> [Task directions]: Can you reproduce the data beneath, keeping every line exact?

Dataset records
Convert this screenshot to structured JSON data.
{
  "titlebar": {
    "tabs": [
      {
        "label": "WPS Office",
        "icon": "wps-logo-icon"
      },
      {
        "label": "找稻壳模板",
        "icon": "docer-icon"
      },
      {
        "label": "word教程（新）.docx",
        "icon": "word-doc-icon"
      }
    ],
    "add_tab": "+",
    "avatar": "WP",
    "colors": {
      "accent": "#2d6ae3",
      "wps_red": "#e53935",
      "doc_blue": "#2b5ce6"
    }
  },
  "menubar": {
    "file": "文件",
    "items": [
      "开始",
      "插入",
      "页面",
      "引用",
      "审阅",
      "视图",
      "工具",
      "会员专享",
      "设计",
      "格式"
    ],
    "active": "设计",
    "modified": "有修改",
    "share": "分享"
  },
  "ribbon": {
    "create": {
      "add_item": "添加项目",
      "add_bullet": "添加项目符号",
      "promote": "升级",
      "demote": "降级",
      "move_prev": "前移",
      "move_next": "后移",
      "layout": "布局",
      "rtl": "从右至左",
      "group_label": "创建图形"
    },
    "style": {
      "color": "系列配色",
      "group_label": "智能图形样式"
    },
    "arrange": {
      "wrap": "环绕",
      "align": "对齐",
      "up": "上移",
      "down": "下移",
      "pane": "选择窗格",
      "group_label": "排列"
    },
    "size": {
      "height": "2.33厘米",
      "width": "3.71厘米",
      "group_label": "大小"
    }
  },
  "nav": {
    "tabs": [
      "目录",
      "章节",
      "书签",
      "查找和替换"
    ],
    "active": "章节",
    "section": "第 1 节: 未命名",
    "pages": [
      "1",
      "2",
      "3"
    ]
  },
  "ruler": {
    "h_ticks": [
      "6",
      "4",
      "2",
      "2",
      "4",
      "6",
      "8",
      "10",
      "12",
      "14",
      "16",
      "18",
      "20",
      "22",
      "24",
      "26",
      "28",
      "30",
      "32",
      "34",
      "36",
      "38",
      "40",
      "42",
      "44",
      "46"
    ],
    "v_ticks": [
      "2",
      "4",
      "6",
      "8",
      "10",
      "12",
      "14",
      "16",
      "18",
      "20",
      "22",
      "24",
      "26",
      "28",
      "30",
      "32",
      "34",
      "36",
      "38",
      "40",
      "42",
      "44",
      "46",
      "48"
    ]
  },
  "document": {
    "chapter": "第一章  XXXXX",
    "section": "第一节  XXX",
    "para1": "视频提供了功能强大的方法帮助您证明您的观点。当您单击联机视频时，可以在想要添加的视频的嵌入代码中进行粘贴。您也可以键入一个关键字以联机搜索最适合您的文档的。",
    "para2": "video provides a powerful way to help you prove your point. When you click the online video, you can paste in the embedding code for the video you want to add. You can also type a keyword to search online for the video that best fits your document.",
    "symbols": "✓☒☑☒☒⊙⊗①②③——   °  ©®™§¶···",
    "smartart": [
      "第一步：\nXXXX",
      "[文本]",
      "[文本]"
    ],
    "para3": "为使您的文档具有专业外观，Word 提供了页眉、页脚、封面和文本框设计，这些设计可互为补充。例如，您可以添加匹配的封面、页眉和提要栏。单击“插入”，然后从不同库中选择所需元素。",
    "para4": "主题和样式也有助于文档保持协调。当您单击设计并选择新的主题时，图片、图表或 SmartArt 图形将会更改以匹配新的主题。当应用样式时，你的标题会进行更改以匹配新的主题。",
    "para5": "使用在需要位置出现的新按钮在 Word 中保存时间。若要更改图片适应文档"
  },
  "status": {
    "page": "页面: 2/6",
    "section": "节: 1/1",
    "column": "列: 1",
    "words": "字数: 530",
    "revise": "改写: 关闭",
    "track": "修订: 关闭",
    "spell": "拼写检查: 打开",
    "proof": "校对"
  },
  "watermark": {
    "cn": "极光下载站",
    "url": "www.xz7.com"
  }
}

> [Reply to the task]:
Convert this screenshot to structured JSON data.
{
  "titlebar": {
    "tabs": [
      {
        "label": "WPS Office",
        "icon": "wps-logo-icon"
      },
      {
        "label": "找稻壳模板",
        "icon": "docer-icon"
      },
      {
        "label": "word教程（新）.docx",
        "icon": "word-doc-icon"
      }
    ],
    "add_tab": "+",
    "avatar": "WP",
    "colors": {
      "accent": "#2d6ae3",
      "wps_red": "#e53935",
      "doc_blue": "#2b5ce6"
    }
  },
  "menubar": {
    "file": "文件",
    "items": [
      "开始",
      "插入",
      "页面",
      "引用",
      "审阅",
      "视图",
      "工具",
      "会员专享",
      "设计",
      "格式"
    ],
    "active": "设计",
    "modified": "有修改",
    "share": "分享"
  },
  "ribbon": {
    "create": {
      "add_item": "添加项目",
      "add_bullet": "添加项目符号",
      "promote": "升级",
      "demote": "降级",
      "move_prev": "前移",
      "move_next": "后移",
      "layout": "布局",
      "rtl": "从右至左",
      "group_label": "创建图形"
    },
    "style": {
      "color": "系列配色",
      "group_label": "智能图形样式"
    },
    "arrange": {
      "wrap": "环绕",
      "align": "对齐",
      "up": "上移",
      "down": "下移",
      "pane": "选择窗格",
      "group_label": "排列"
    },
    "size": {
      "height": "2.33厘米",
      "width": "3.71厘米",
      "group_label": "大小"
    }
  },
  "nav": {
    "tabs": [
      "目录",
      "章节",
      "书签",
      "查找和替换"
    ],
    "active": "章节",
    "section": "第 1 节: 未命名",
    "pages": [
      "1",
      "2",
      "3"
    ]
  },
  "ruler": {
    "h_ticks": [
      "6",
      "4",
      "2",
      "2",
      "4",
      "6",
      "8",
      "10",
      "12",
      "14",
      "16",
      "18",
      "20",
      "22",
      "24",
      "26",
      "28",
      "30",
      "32",
      "34",
      "36",
      "38",
      "40",
      "42",
      "44",
      "46"
    ],
    "v_ticks": [
      "2",
      "4",
      "6",
      "8",
      "10",
      "12",
      "14",
      "16",
      "18",
      "20",
      "22",
      "24",
      "26",
      "28",
      "30",
      "32",
      "34",
      "36",
      "38",
      "40",
      "42",
      "44",
      "46",
      "48"
    ]
  },
  "document": {
    "chapter": "第一章  XXXXX",
    "section": "第一节  XXX",
    "para1": "视频提供了功能强大的方法帮助您证明您的观点。当您单击联机视频时，可以在想要添加的视频的嵌入代码中进行粘贴。您也可以键入一个关键字以联机搜索最适合您的文档的。",
    "para2": "video provides a powerful way to help you prove your point. When you click the online video, you can paste in the embedding code for the video you want to add. You can also type a keyword to search online for the video that best fits your document.",
    "symbols": "✓☒☑☒☒⊙⊗①②③——   °  ©®™§¶···",
    "smartart": [
      "第一步：\nXXXX",
      "[文本]",
      "[文本]"
    ],
    "para3": "为使您的文档具有专业外观，Word 提供了页眉、页脚、封面和文本框设计，这些设计可互为补充。例如，您可以添加匹配的封面、页眉和提要栏。单击“插入”，然后从不同库中选择所需元素。",
    "para4": "主题和样式也有助于文档保持协调。当您单击设计并选择新的主题时，图片、图表或 SmartArt 图形将会更改以匹配新的主题。当应用样式时，你的标题会进行更改以匹配新的主题。",
    "para5": "使用在需要位置出现的新按钮在 Word 中保存时间。若要更改图片适应文档"
  },
  "status": {
    "page": "页面: 2/6",
    "section": "节: 1/1",
    "column": "列: 1",
    "words": "字数: 530",
    "revise": "改写: 关闭",
    "track": "修订: 关闭",
    "spell": "拼写检查: 打开",
    "proof": "校对"
  },
  "watermark": {
    "cn": "极光下载站",
    "url": "www.xz7.com"
  }
}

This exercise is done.